◆ **DIRECTIONS FOR THIS TASK**
Please print all of the material below, word for word.
* START RECORDS TO USE *
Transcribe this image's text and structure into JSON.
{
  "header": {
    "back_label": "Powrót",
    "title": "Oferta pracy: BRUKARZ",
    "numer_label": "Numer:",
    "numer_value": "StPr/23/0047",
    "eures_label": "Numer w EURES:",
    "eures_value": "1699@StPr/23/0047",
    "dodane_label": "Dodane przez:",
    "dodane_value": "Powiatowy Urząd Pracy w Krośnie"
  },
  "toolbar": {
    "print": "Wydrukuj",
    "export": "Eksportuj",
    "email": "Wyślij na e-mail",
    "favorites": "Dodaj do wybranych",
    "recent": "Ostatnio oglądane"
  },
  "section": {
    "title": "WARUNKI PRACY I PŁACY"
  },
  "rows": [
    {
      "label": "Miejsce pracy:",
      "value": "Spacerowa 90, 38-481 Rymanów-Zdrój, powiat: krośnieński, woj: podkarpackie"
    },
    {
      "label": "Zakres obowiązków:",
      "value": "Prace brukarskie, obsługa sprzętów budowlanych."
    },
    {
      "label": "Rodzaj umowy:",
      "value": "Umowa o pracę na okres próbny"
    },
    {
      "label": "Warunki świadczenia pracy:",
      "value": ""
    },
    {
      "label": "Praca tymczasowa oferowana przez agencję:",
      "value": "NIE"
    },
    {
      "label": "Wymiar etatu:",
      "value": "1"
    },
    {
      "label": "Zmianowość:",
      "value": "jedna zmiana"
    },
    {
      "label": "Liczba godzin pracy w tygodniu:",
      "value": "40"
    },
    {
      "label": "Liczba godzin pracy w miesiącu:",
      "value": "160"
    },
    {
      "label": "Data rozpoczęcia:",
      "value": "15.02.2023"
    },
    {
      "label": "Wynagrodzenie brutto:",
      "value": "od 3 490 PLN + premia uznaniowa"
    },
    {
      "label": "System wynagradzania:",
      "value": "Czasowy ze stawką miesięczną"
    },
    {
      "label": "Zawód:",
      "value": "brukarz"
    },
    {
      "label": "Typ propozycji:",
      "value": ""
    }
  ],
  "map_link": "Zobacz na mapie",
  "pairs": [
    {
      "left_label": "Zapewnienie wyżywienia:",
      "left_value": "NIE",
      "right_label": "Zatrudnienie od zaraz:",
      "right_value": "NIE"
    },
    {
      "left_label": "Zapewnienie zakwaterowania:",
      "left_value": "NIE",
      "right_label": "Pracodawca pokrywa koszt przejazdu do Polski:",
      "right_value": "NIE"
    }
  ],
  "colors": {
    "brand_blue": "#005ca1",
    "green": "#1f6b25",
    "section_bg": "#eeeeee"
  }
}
* END RECORDS TO USE *
◆ **SOLUTION FOR THIS EXERCISE**
Transcribe this image's text and structure into JSON.
{
  "header": {
    "back_label": "Powrót",
    "title": "Oferta pracy: BRUKARZ",
    "numer_label": "Numer:",
    "numer_value": "StPr/23/0047",
    "eures_label": "Numer w EURES:",
    "eures_value": "1699@StPr/23/0047",
    "dodane_label": "Dodane przez:",
    "dodane_value": "Powiatowy Urząd Pracy w Krośnie"
  },
  "toolbar": {
    "print": "Wydrukuj",
    "export": "Eksportuj",
    "email": "Wyślij na e-mail",
    "favorites": "Dodaj do wybranych",
    "recent": "Ostatnio oglądane"
  },
  "section": {
    "title": "WARUNKI PRACY I PŁACY"
  },
  "rows": [
    {
      "label": "Miejsce pracy:",
      "value": "Spacerowa 90, 38-481 Rymanów-Zdrój, powiat: krośnieński, woj: podkarpackie"
    },
    {
      "label": "Zakres obowiązków:",
      "value": "Prace brukarskie, obsługa sprzętów budowlanych."
    },
    {
      "label": "Rodzaj umowy:",
      "value": "Umowa o pracę na okres próbny"
    },
    {
      "label": "Warunki świadczenia pracy:",
      "value": ""
    },
    {
      "label": "Praca tymczasowa oferowana przez agencję:",
      "value": "NIE"
    },
    {
      "label": "Wymiar etatu:",
      "value": "1"
    },
    {
      "label": "Zmianowość:",
      "value": "jedna zmiana"
    },
    {
      "label": "Liczba godzin pracy w tygodniu:",
      "value": "40"
    },
    {
      "label": "Liczba godzin pracy w miesiącu:",
      "value": "160"
    },
    {
      "label": "Data rozpoczęcia:",
      "value": "15.02.2023"
    },
    {
      "label": "Wynagrodzenie brutto:",
      "value": "od 3 490 PLN + premia uznaniowa"
    },
    {
      "label": "System wynagradzania:",
      "value": "Czasowy ze stawką miesięczną"
    },
    {
      "label": "Zawód:",
      "value": "brukarz"
    },
    {
      "label": "Typ propozycji:",
      "value": ""
    }
  ],
  "map_link": "Zobacz na mapie",
  "pairs": [
    {
      "left_label": "Zapewnienie wyżywienia:",
      "left_value": "NIE",
      "right_label": "Zatrudnienie od zaraz:",
      "right_value": "NIE"
    },
    {
      "left_label": "Zapewnienie zakwaterowania:",
      "left_value": "NIE",
      "right_label": "Pracodawca pokrywa koszt przejazdu do Polski:",
      "right_value": "NIE"
    }
  ],
  "colors": {
    "brand_blue": "#005ca1",
    "green": "#1f6b25",
    "section_bg": "#eeeeee"
  }
}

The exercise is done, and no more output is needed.